[Entries from a collection]

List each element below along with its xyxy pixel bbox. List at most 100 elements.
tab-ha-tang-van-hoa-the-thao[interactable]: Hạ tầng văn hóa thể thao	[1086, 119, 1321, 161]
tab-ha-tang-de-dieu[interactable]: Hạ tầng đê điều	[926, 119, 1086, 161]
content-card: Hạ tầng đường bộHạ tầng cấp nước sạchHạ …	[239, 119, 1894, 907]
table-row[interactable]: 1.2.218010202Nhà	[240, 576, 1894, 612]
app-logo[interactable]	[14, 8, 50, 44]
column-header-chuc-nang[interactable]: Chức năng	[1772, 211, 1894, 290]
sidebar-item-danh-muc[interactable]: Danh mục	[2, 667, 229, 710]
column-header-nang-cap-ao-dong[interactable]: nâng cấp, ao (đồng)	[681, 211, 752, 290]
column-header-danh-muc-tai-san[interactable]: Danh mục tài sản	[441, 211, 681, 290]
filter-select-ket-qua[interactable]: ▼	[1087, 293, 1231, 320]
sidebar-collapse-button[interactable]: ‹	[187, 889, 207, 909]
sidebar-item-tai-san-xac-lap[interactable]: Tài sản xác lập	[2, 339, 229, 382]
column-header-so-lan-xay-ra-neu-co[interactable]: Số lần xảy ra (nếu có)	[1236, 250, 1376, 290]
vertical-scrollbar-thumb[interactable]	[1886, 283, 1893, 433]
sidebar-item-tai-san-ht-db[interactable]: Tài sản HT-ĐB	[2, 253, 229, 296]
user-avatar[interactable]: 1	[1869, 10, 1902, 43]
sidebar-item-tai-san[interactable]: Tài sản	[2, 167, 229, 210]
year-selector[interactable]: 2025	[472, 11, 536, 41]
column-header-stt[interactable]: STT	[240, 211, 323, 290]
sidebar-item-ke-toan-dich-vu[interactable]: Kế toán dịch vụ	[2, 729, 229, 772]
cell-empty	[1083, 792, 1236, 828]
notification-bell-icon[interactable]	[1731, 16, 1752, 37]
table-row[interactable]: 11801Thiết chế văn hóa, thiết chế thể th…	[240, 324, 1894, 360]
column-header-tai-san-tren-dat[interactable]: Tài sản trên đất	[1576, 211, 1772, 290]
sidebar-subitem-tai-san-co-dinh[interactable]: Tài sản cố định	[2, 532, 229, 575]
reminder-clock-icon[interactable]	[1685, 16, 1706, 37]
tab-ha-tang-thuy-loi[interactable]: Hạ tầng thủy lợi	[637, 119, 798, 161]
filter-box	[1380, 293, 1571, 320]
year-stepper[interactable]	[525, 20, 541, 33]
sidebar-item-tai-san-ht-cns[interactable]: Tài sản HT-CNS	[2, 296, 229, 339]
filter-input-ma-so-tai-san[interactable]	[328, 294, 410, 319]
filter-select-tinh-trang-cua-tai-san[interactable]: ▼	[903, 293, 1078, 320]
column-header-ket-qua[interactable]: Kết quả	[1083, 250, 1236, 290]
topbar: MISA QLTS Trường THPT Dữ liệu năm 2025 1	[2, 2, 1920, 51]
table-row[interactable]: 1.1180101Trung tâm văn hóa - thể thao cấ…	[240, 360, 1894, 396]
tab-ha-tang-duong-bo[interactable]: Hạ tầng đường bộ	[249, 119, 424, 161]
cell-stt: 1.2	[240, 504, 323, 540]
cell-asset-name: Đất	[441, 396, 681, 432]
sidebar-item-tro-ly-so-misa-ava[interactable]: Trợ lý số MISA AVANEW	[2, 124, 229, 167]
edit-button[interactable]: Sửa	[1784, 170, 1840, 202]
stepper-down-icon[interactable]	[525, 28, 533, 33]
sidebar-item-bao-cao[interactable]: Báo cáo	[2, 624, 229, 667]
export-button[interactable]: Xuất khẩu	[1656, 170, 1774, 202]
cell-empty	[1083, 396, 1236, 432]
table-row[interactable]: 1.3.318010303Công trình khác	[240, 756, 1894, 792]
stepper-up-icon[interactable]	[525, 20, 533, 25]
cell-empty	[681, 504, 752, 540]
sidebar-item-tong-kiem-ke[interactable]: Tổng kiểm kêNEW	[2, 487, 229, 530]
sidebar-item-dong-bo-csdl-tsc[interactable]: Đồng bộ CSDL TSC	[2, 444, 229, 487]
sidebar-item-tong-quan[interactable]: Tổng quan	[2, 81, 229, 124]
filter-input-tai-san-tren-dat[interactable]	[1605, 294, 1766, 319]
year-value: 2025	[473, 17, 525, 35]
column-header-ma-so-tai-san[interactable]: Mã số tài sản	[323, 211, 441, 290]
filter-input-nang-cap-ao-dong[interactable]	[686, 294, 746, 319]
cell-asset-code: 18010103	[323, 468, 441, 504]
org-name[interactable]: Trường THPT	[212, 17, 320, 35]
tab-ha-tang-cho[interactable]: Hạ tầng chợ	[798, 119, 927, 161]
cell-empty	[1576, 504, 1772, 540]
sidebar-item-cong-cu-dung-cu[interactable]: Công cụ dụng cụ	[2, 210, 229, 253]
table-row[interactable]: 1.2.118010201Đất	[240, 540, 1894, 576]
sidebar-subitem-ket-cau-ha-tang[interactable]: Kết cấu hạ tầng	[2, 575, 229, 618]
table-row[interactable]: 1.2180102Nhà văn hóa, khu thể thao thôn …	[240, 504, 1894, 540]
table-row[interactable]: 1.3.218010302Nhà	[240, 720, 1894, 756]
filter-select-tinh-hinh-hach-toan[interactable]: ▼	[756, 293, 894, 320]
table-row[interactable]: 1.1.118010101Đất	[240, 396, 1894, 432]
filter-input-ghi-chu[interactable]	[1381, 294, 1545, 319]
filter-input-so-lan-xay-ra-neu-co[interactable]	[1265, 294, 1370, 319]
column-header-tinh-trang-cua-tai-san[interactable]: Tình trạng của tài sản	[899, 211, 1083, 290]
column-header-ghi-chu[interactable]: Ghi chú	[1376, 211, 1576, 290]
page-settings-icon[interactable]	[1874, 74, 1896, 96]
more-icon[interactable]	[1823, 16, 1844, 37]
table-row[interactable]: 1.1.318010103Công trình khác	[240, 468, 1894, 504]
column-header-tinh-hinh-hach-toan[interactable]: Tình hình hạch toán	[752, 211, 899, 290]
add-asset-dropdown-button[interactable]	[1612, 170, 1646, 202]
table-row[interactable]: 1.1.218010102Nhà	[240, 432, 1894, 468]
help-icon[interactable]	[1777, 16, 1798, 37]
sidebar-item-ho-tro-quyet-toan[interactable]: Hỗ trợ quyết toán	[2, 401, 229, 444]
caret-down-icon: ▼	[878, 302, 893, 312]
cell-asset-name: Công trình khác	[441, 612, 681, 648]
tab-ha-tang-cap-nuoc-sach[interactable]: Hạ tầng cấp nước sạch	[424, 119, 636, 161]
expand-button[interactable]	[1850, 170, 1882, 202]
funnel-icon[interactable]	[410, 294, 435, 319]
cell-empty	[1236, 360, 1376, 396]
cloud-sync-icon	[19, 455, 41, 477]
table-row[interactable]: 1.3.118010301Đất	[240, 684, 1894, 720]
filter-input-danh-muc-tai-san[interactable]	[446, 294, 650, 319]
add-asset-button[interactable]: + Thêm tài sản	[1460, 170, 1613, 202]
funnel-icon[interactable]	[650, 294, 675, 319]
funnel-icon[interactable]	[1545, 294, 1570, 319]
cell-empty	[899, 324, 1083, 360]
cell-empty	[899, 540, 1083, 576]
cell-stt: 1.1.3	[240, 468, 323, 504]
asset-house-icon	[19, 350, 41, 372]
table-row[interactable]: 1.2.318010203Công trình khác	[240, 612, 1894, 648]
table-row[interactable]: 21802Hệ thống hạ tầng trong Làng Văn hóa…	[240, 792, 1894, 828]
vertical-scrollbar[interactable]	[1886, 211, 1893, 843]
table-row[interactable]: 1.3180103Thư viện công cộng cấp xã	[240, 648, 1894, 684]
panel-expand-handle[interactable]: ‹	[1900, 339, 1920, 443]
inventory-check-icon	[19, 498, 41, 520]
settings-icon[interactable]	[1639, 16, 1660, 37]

### [Written problem]
Render the lines of the material as a JSON list of strings, one string per line and no blank lines, starting at the beginning of the material and ending with the line that contains "167, 229, 210]", with both ends included.

### [Result]
[
  "List each element below along with its xyxy pixel bbox. List at most 100 elements.",
  "tab-ha-tang-van-hoa-the-thao[interactable]: Hạ tầng văn hóa thể thao\t[1086, 119, 1321, 161]",
  "tab-ha-tang-de-dieu[interactable]: Hạ tầng đê điều\t[926, 119, 1086, 161]",
  "content-card: Hạ tầng đường bộHạ tầng cấp nước sạchHạ …\t[239, 119, 1894, 907]",
  "table-row[interactable]: 1.2.218010202Nhà\t[240, 576, 1894, 612]",
  "app-logo[interactable]\t[14, 8, 50, 44]",
  "column-header-chuc-nang[interactable]: Chức năng\t[1772, 211, 1894, 290]",
  "sidebar-item-danh-muc[interactable]: Danh mục\t[2, 667, 229, 710]",
  "column-header-nang-cap-ao-dong[interactable]: nâng cấp, ao (đồng)\t[681, 211, 752, 290]",
  "column-header-danh-muc-tai-san[interactable]: Danh mục tài sản\t[441, 211, 681, 290]",
  "filter-select-ket-qua[interactable]: ▼\t[1087, 293, 1231, 320]",
  "sidebar-collapse-button[interactable]: ‹\t[187, 889, 207, 909]",
  "sidebar-item-tai-san-xac-lap[interactable]: Tài sản xác lập\t[2, 339, 229, 382]",
  "column-header-so-lan-xay-ra-neu-co[interactable]: Số lần xảy ra (nếu có)\t[1236, 250, 1376, 290]",
  "vertical-scrollbar-thumb[interactable]\t[1886, 283, 1893, 433]",
  "sidebar-item-tai-san-ht-db[interactable]: Tài sản HT-ĐB\t[2, 253, 229, 296]",
  "user-avatar[interactable]: 1\t[1869, 10, 1902, 43]",
  "sidebar-item-tai-san[interactable]: Tài sản\t[2, 167, 229, 210]"
]